__Task__
Reproduce every line of the rows below without any change, but leave the pictures out.

__Information shown__
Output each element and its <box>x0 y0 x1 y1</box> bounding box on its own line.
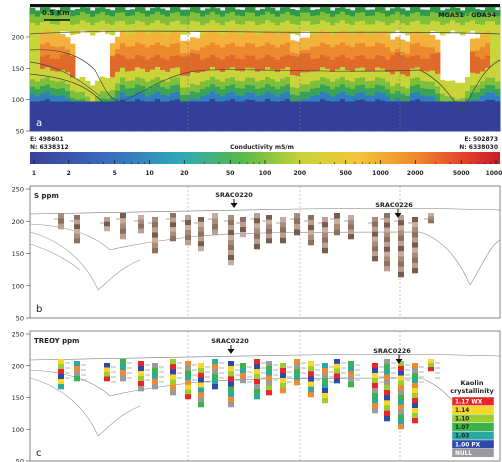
coord-left-n: N: 6338312 <box>30 144 69 151</box>
legend-label: 1.03 <box>455 434 469 440</box>
panel-c-y-tick-label: 200 <box>12 362 24 370</box>
panel-c-y-tick-label: 150 <box>12 394 24 402</box>
colorbar-tick-label: 100 <box>259 170 272 177</box>
colorbar-tick-label: 500 <box>339 170 352 177</box>
panel-a: 0.5 Km MGA51 - GDA94 a 200 150 100 50 <box>12 4 501 136</box>
kaolin-crystallinity-legend: 1.17 WX 1.14 1.10 1.07 1.03 1.00 PX NULL <box>451 396 495 458</box>
colorbar-tick-label: 2000 <box>407 170 424 177</box>
panel-b-hole-1: SRAC0220 <box>215 191 253 199</box>
legend-title-kaolin: Kaolin <box>461 379 484 387</box>
colorbar-tick-label: 1000 <box>372 170 389 177</box>
colorbar-tick-label: 1 <box>32 170 36 177</box>
colorbar-ticks: 1 2 5 10 20 50 100 200 500 1000 2000 5000 10000 <box>32 160 502 177</box>
colorbar-tick-label: 2 <box>67 170 71 177</box>
coord-right-n: N: 6338030 <box>459 144 498 151</box>
panel-c-hole-1-arrow <box>227 345 235 354</box>
panel-b-y-tick-label: 100 <box>12 282 24 290</box>
panel-c-hole-2: SRAC0226 <box>373 347 411 355</box>
panel-a-y-tick-label: 150 <box>12 65 24 73</box>
panel-c-hole-2-arrow <box>395 355 403 364</box>
panel-b-y-tick-label: 150 <box>12 250 24 258</box>
panel-b-hole-2: SRAC0226 <box>375 201 413 209</box>
panel-a-y-tick-label: 200 <box>12 34 24 42</box>
legend-label: NULL <box>455 451 472 457</box>
panel-a-y-ticks: 200 150 100 50 <box>12 34 30 136</box>
panel-b-y-ticks: 250 200 150 100 50 <box>12 186 30 323</box>
panel-c-label: c <box>36 448 42 459</box>
panel-c-y-tick-label: 50 <box>16 458 24 462</box>
legend-swatch <box>451 448 495 458</box>
coord-left-e: E: 498601 <box>30 136 64 143</box>
panel-c-y-tick-label: 100 <box>12 426 24 434</box>
panel-c: TREOY ppm SRAC0220 SRAC0226 c 250 200 150 1… <box>12 331 501 462</box>
panel-b-y-tick-label: 200 <box>12 218 24 226</box>
treoy-ppm-drillholes <box>58 359 440 430</box>
colorbar <box>30 152 500 164</box>
legend-label: 1.10 <box>455 417 469 423</box>
legend-label: 1.00 PX <box>455 442 481 448</box>
legend-title-crystallinity: crystallinity <box>450 387 494 395</box>
colorbar-tick-label: 50 <box>226 170 234 177</box>
panel-c-y-ticks: 250 200 150 100 50 <box>12 331 30 462</box>
panel-a-y-tick-label: 50 <box>16 128 24 136</box>
panel-b-title: S ppm <box>34 192 59 200</box>
panel-c-hole-1: SRAC0220 <box>211 337 249 345</box>
colorbar-tick-label: 20 <box>180 170 188 177</box>
colorbar-tick-label: 10000 <box>486 170 502 177</box>
projection-label: MGA51 - GDA94 <box>438 11 496 19</box>
scale-bar-label: 0.5 Km <box>42 9 70 17</box>
panel-a-y-tick-label: 100 <box>12 96 24 104</box>
colorbar-title: Conductivity mS/m <box>230 144 294 151</box>
colorbar-tick-label: 10 <box>145 170 153 177</box>
legend-label: 1.07 <box>455 425 469 431</box>
colorbar-tick-label: 5 <box>113 170 117 177</box>
conductivity-section <box>30 5 501 132</box>
panel-c-y-tick-label: 250 <box>12 331 24 339</box>
panel-b-y-tick-label: 250 <box>12 186 24 194</box>
legend-label: 1.14 <box>455 408 469 414</box>
panel-b-hole-1-arrow <box>230 199 238 208</box>
panel-b-hole-2-arrow <box>394 209 402 218</box>
coord-right-e: E: 502873 <box>464 136 498 143</box>
colorbar-tick-label: 5000 <box>453 170 470 177</box>
panel-b-label: b <box>36 304 42 315</box>
panel-b-y-tick-label: 50 <box>16 315 24 323</box>
panel-b: S ppm SRAC0220 SRAC0226 b 250 200 150 100 50 <box>12 186 501 323</box>
legend-label: 1.17 WX <box>455 399 483 405</box>
s-ppm-drillholes <box>54 213 434 278</box>
panel-c-title: TREOY ppm <box>34 337 79 345</box>
colorbar-tick-label: 200 <box>294 170 307 177</box>
panel-a-label: a <box>36 118 42 129</box>
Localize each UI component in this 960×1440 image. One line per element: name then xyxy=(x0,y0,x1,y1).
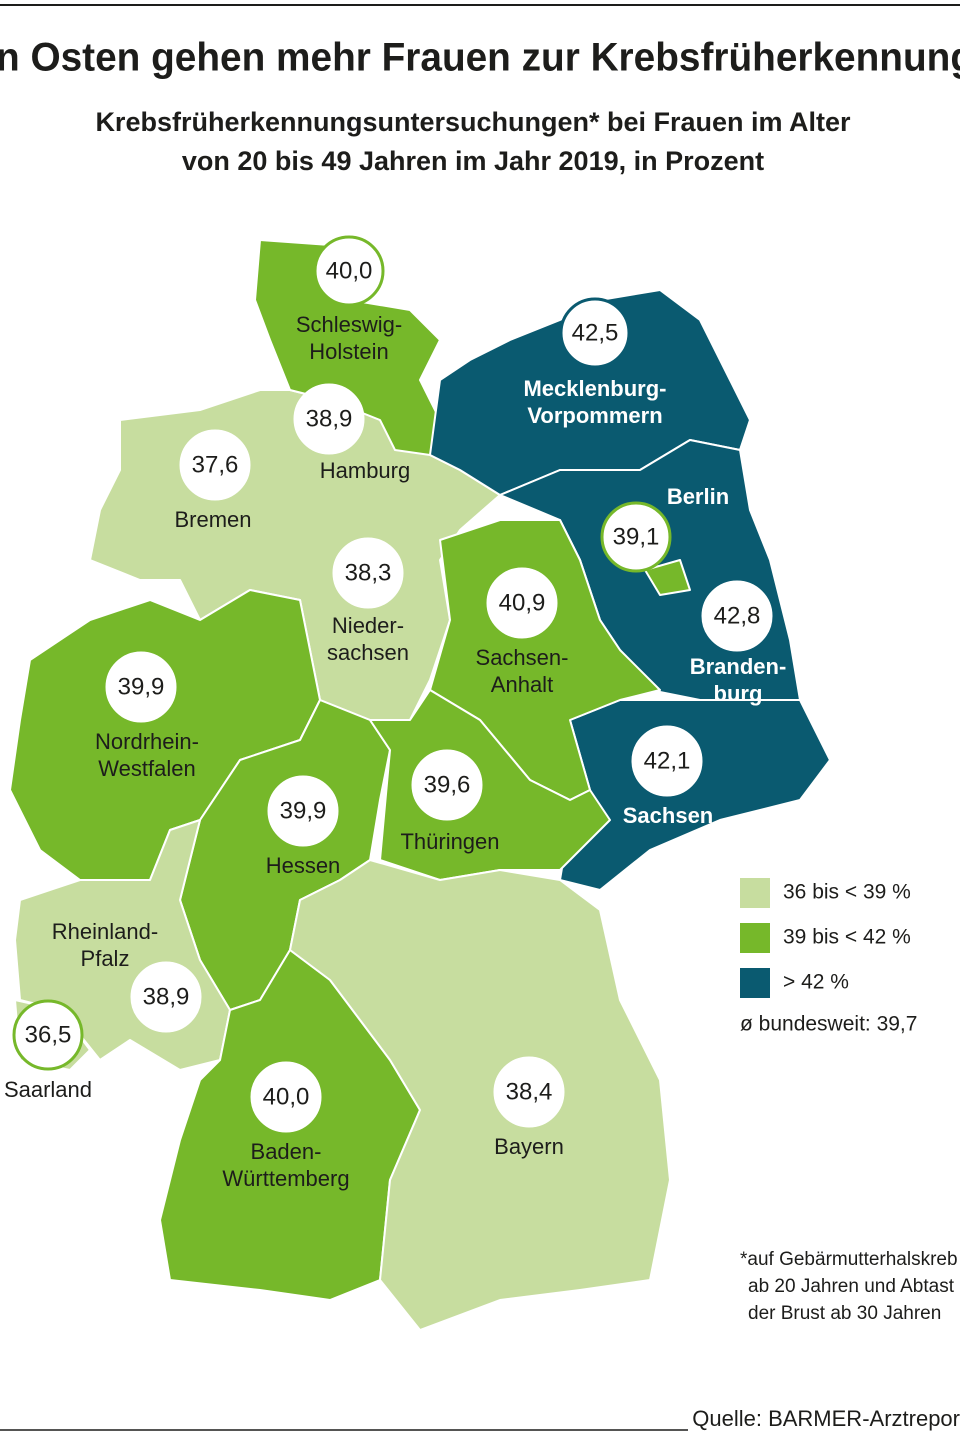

__In response__
Output each element and its <box>x0 y0 x1 y1</box> bounding box on its own line.
coord-left-n: N: 6338312 <box>30 144 69 151</box>
legend-label: 1.03 <box>455 434 469 440</box>
panel-c-y-tick-label: 200 <box>12 362 24 370</box>
panel-c-y-tick-label: 150 <box>12 394 24 402</box>
colorbar-tick-label: 100 <box>259 170 272 177</box>
colorbar-tick-label: 500 <box>339 170 352 177</box>
panel-a: 0.5 Km MGA51 - GDA94 a 200 150 100 50 <box>12 4 501 136</box>
kaolin-crystallinity-legend: 1.17 WX 1.14 1.10 1.07 1.03 1.00 PX NULL <box>451 396 495 458</box>
colorbar-tick-label: 2000 <box>407 170 424 177</box>
panel-b-hole-1: SRAC0220 <box>215 191 253 199</box>
legend-title-kaolin: Kaolin <box>461 379 484 387</box>
colorbar-tick-label: 1000 <box>372 170 389 177</box>
colorbar-tick-label: 1 <box>32 170 36 177</box>
colorbar-ticks: 1 2 5 10 20 50 100 200 500 1000 2000 5000 10000 <box>32 160 502 177</box>
colorbar-tick-label: 2 <box>67 170 71 177</box>
coord-right-n: N: 6338030 <box>459 144 498 151</box>
panel-c-hole-1-arrow <box>227 345 235 354</box>
panel-b-y-tick-label: 100 <box>12 282 24 290</box>
panel-c-hole-2: SRAC0226 <box>373 347 411 355</box>
panel-a-y-tick-label: 150 <box>12 65 24 73</box>
panel-c-hole-2-arrow <box>395 355 403 364</box>
panel-b-y-tick-label: 150 <box>12 250 24 258</box>
panel-b-hole-2: SRAC0226 <box>375 201 413 209</box>
panel-a-y-tick-label: 200 <box>12 34 24 42</box>
legend-label: NULL <box>455 451 472 457</box>
panel-a-y-ticks: 200 150 100 50 <box>12 34 30 136</box>
panel-b-y-ticks: 250 200 150 100 50 <box>12 186 30 323</box>
panel-c-label: c <box>36 448 42 459</box>
panel-c-y-tick-label: 50 <box>16 458 24 462</box>
legend-swatch <box>451 448 495 458</box>
coord-left-e: E: 498601 <box>30 136 64 143</box>
panel-c-y-tick-label: 100 <box>12 426 24 434</box>
panel-c: TREOY ppm SRAC0220 SRAC0226 c 250 200 150 1… <box>12 331 501 462</box>
panel-b-y-tick-label: 200 <box>12 218 24 226</box>
treoy-ppm-drillholes <box>58 359 440 430</box>
colorbar <box>30 152 500 164</box>
legend-label: 1.10 <box>455 417 469 423</box>
legend-label: 1.00 PX <box>455 442 481 448</box>
legend-title-crystallinity: crystallinity <box>450 387 494 395</box>
colorbar-tick-label: 50 <box>226 170 234 177</box>
panel-c-y-ticks: 250 200 150 100 50 <box>12 331 30 462</box>
panel-a-y-tick-label: 50 <box>16 128 24 136</box>
panel-b-title: S ppm <box>34 192 59 200</box>
panel-c-hole-1: SRAC0220 <box>211 337 249 345</box>
colorbar-tick-label: 20 <box>180 170 188 177</box>
colorbar-tick-label: 10000 <box>486 170 502 177</box>
projection-label: MGA51 - GDA94 <box>438 11 496 19</box>
scale-bar-label: 0.5 Km <box>42 9 70 17</box>
panel-a-y-tick-label: 100 <box>12 96 24 104</box>
colorbar-title: Conductivity mS/m <box>230 144 294 151</box>
colorbar-tick-label: 10 <box>145 170 153 177</box>
legend-label: 1.07 <box>455 425 469 431</box>
colorbar-tick-label: 5 <box>113 170 117 177</box>
conductivity-section <box>30 5 501 132</box>
panel-c-y-tick-label: 250 <box>12 331 24 339</box>
panel-b-y-tick-label: 250 <box>12 186 24 194</box>
legend-label: 1.14 <box>455 408 469 414</box>
panel-b-hole-1-arrow <box>230 199 238 208</box>
panel-b-hole-2-arrow <box>394 209 402 218</box>
coord-right-e: E: 502873 <box>464 136 498 143</box>
colorbar-tick-label: 5000 <box>453 170 470 177</box>
panel-b-label: b <box>36 304 42 315</box>
panel-b-y-tick-label: 50 <box>16 315 24 323</box>
panel-b: S ppm SRAC0220 SRAC0226 b 250 200 150 100 50 <box>12 186 501 323</box>
legend-label: 1.17 WX <box>455 399 483 405</box>
s-ppm-drillholes <box>54 213 434 278</box>
panel-c-title: TREOY ppm <box>34 337 79 345</box>
colorbar-tick-label: 200 <box>294 170 307 177</box>
panel-a-label: a <box>36 118 42 129</box>
Localize each UI component in this 960×1440 image. One line per element: name then xyxy=(x0,y0,x1,y1).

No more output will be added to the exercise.